>> begin Task material

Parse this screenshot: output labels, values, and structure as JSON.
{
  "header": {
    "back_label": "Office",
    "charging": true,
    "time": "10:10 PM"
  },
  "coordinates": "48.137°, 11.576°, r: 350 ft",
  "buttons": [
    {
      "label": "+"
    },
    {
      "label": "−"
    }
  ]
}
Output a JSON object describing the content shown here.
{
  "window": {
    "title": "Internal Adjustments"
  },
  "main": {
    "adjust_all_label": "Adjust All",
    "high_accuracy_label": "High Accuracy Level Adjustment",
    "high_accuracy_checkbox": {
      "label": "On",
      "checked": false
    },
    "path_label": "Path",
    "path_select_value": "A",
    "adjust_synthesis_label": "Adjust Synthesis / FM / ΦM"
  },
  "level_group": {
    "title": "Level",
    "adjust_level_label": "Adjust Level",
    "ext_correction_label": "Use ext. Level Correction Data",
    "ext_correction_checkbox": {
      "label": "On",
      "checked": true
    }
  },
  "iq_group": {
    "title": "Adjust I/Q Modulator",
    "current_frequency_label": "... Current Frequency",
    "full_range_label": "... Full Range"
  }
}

>> end Task material

- [Set exercise]: Every line above needs to be retyped exactly.

- [Exercise result]:
Parse this screenshot: output labels, values, and structure as JSON.
{
  "header": {
    "back_label": "Office",
    "charging": true,
    "time": "10:10 PM"
  },
  "coordinates": "48.137°, 11.576°, r: 350 ft",
  "buttons": [
    {
      "label": "+"
    },
    {
      "label": "−"
    }
  ]
}
Output a JSON object describing the content shown here.
{
  "window": {
    "title": "Internal Adjustments"
  },
  "main": {
    "adjust_all_label": "Adjust All",
    "high_accuracy_label": "High Accuracy Level Adjustment",
    "high_accuracy_checkbox": {
      "label": "On",
      "checked": false
    },
    "path_label": "Path",
    "path_select_value": "A",
    "adjust_synthesis_label": "Adjust Synthesis / FM / ΦM"
  },
  "level_group": {
    "title": "Level",
    "adjust_level_label": "Adjust Level",
    "ext_correction_label": "Use ext. Level Correction Data",
    "ext_correction_checkbox": {
      "label": "On",
      "checked": true
    }
  },
  "iq_group": {
    "title": "Adjust I/Q Modulator",
    "current_frequency_label": "... Current Frequency",
    "full_range_label": "... Full Range"
  }
}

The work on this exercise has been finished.